What you are asked to do :: Which lines contain the string "something"? Please list every one of them.

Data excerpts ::
>> begin

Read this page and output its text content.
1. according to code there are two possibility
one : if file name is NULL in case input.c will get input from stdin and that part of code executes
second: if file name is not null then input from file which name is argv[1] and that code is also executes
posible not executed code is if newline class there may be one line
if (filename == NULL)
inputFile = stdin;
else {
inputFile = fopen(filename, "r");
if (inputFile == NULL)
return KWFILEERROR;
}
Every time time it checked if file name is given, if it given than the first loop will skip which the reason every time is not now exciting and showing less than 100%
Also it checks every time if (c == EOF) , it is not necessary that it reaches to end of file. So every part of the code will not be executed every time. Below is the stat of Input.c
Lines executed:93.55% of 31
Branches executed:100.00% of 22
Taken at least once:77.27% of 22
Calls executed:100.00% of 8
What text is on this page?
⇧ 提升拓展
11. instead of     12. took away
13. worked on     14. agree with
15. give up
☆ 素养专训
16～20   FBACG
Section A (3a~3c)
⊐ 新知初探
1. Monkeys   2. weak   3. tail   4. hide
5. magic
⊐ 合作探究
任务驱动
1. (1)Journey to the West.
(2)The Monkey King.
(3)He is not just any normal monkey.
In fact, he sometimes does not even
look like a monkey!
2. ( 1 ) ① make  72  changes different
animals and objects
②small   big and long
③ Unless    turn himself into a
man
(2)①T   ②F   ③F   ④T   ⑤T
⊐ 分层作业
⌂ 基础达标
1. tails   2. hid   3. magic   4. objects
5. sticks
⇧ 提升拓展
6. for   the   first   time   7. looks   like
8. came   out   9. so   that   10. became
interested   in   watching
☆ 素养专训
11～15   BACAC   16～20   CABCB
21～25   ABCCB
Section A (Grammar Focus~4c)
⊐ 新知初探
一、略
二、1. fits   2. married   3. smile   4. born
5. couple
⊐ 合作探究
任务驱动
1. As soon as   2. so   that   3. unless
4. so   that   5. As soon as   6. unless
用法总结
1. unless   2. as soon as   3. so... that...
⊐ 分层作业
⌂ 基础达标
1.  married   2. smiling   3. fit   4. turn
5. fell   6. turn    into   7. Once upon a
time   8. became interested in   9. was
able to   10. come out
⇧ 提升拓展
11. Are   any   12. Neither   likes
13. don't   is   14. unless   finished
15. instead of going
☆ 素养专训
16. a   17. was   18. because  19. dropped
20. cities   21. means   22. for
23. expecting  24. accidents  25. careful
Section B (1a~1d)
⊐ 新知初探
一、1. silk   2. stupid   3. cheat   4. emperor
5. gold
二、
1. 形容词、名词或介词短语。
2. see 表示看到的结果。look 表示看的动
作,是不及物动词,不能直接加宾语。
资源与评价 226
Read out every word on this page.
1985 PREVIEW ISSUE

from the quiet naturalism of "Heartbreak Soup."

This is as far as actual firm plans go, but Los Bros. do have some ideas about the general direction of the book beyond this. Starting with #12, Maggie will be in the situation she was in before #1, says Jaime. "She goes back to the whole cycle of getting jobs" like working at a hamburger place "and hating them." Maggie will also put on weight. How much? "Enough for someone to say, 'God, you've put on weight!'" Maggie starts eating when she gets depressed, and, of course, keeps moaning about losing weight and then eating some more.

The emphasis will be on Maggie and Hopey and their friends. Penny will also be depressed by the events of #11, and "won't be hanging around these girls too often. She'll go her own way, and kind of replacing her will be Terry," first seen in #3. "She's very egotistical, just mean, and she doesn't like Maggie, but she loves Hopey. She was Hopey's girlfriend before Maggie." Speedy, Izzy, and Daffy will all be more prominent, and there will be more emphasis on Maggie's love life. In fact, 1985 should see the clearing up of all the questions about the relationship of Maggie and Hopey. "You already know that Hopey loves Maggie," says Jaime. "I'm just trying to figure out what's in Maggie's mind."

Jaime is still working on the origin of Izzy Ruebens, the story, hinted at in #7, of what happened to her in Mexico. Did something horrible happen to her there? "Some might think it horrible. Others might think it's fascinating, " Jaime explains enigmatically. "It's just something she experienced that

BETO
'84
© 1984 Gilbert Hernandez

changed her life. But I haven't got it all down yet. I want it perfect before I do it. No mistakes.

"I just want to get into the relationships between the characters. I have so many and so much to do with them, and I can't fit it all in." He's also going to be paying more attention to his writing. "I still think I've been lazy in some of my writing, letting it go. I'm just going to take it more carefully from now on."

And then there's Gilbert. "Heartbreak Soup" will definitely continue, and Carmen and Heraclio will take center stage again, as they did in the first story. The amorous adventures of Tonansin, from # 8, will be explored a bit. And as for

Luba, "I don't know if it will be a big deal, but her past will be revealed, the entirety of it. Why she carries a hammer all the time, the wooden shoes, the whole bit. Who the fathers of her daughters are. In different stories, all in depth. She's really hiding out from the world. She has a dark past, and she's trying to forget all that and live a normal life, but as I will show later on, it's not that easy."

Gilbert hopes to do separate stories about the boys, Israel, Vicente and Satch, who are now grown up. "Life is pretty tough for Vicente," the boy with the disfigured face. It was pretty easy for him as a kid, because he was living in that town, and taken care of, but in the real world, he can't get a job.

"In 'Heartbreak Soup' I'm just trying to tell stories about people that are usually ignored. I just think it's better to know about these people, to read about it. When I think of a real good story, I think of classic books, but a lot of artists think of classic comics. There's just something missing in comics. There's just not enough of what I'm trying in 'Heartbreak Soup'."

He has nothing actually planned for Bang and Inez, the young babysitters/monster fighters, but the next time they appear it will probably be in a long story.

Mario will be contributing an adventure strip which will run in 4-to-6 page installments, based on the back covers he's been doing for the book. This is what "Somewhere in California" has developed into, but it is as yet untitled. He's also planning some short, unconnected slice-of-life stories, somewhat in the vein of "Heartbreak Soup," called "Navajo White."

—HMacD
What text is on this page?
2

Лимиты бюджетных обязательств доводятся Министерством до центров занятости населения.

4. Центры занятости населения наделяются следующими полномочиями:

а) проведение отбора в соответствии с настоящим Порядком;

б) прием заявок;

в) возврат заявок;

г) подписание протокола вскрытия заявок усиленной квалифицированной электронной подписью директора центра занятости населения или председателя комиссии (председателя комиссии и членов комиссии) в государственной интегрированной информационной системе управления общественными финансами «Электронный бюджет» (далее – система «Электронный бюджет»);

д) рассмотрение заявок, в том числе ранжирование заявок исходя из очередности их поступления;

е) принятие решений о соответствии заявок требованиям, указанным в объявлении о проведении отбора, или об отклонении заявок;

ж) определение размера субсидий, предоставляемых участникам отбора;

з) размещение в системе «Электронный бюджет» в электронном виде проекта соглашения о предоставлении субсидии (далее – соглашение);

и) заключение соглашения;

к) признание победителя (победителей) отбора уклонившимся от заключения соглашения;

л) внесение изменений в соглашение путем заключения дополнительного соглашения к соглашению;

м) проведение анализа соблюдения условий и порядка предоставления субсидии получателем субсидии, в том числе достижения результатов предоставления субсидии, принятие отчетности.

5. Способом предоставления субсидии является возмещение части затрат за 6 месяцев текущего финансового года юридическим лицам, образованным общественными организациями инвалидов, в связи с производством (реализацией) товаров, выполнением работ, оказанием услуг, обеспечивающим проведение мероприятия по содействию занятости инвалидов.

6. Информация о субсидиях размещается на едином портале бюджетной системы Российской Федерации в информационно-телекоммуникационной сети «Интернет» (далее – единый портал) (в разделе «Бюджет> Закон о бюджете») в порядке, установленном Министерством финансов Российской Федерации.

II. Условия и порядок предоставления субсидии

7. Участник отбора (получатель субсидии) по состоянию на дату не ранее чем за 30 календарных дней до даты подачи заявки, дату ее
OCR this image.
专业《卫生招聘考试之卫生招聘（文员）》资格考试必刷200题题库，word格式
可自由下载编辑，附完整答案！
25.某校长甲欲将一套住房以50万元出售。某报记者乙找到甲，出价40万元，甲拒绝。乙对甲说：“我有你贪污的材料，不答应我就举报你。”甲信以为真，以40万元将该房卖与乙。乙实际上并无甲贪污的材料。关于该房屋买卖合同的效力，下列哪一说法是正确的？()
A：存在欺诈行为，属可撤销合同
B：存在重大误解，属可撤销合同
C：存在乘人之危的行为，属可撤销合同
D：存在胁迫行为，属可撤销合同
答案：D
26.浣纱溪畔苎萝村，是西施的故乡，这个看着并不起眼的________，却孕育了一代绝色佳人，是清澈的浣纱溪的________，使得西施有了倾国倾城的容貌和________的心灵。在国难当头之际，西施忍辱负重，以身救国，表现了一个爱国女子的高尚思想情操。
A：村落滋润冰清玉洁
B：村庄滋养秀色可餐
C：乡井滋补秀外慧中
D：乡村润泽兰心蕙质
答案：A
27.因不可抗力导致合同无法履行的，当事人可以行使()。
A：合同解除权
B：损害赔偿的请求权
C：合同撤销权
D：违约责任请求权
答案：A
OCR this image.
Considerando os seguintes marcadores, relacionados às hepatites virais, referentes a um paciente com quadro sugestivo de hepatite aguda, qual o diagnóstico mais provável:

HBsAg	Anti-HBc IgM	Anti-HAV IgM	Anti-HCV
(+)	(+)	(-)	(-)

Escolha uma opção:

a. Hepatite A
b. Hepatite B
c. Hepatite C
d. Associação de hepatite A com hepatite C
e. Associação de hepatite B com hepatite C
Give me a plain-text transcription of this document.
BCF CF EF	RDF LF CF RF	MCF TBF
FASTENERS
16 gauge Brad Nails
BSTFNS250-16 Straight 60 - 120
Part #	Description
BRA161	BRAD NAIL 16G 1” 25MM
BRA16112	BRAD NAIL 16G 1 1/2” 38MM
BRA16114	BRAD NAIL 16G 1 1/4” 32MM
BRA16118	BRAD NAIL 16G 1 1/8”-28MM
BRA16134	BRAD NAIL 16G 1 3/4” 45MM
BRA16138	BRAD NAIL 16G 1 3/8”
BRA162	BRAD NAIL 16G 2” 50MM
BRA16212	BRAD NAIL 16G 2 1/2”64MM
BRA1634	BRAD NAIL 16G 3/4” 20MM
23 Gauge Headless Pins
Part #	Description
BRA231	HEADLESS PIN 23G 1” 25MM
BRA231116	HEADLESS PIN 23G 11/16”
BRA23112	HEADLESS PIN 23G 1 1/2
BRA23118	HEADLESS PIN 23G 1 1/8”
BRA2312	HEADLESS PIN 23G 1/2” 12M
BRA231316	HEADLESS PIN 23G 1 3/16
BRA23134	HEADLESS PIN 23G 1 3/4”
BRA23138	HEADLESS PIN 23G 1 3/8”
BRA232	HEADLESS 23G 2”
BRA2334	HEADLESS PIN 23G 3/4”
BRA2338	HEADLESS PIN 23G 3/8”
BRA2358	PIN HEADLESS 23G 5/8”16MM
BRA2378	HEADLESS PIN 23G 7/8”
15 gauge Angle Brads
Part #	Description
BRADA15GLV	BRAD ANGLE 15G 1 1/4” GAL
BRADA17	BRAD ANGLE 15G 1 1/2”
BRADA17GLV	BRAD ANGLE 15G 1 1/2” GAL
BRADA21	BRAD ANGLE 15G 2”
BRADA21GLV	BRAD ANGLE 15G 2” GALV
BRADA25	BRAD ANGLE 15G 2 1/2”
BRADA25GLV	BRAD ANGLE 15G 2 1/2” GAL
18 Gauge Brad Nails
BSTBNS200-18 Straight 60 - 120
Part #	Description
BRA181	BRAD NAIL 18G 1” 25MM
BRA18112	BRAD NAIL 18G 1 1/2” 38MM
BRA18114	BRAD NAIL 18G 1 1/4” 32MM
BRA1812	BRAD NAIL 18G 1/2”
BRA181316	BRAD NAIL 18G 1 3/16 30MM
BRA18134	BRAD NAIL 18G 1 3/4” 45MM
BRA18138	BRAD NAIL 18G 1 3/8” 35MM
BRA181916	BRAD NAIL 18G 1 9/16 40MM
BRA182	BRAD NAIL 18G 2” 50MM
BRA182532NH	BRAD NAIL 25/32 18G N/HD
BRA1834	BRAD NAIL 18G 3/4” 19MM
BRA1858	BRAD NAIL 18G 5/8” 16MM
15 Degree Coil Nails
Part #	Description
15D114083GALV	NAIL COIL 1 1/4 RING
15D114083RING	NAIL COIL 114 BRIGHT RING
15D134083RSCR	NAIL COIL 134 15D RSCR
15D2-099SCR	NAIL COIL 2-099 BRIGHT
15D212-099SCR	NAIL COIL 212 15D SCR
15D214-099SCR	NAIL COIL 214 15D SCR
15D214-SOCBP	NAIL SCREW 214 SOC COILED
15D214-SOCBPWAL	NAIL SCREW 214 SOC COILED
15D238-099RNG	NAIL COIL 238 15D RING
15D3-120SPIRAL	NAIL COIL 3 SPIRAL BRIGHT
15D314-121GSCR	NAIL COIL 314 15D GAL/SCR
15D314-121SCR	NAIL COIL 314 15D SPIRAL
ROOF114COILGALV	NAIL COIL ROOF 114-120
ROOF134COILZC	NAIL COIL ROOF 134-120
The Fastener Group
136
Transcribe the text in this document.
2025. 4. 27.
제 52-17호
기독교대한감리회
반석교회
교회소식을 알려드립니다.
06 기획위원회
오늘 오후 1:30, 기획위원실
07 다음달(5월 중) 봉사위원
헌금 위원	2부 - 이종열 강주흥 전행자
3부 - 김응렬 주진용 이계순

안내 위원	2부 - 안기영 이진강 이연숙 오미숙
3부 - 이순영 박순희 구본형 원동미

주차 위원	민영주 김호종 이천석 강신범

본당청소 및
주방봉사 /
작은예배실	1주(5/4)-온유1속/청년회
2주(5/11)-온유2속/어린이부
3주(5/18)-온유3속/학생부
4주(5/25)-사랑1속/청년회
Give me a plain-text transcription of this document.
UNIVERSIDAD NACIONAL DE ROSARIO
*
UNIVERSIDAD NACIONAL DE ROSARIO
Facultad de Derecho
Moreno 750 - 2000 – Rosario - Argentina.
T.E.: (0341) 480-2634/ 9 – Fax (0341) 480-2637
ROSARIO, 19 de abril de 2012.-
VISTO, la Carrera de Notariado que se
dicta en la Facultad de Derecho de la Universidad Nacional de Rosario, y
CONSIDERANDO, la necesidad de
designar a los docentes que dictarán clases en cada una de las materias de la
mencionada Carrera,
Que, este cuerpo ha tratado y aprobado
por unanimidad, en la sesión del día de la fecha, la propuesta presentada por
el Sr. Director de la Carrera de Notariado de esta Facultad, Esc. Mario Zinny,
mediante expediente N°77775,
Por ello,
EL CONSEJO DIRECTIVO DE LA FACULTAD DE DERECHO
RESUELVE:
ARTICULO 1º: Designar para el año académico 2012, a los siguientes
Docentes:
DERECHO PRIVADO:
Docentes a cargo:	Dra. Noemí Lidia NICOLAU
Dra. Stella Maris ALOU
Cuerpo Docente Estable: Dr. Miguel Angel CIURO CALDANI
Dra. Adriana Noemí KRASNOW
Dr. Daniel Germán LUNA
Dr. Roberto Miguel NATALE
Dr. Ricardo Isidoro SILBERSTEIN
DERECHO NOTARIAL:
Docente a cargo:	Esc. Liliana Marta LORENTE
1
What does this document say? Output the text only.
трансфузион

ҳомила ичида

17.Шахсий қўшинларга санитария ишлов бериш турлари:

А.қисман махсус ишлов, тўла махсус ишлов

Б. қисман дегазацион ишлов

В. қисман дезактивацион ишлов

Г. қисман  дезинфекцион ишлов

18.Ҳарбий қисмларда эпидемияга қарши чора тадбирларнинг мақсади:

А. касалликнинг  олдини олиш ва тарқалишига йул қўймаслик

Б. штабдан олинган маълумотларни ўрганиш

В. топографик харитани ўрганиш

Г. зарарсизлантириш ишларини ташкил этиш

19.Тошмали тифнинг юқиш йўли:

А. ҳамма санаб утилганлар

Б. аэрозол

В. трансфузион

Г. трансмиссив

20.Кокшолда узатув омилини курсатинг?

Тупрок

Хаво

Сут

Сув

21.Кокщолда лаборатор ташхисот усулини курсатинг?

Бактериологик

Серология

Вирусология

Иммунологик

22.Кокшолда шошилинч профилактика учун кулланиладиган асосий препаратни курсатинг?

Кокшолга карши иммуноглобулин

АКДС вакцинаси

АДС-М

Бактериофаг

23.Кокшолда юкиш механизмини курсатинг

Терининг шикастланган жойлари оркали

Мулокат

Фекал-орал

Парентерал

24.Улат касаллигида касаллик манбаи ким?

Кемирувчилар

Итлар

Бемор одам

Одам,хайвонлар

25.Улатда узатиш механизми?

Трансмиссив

>> end

Response for this exercise ::
Jaime is still working on the origin of Izzy Ruebens, the story, hinted at in #7, of what happened to her in Mexico. Did something horrible happen to her there? "Some might think it horrible. Others might think it's fascinating, " Jaime explains enigmatically. "It's just something she experienced that
"In 'Heartbreak Soup' I'm just trying to tell stories about people that are usually ignored. I just think it's better to know about these people, to read about it. When I think of a real good story, I think of classic books, but a lot of artists think of classic comics. There's just something missing in comics. There's just not enough of what I'm trying in 'Heartbreak Soup'."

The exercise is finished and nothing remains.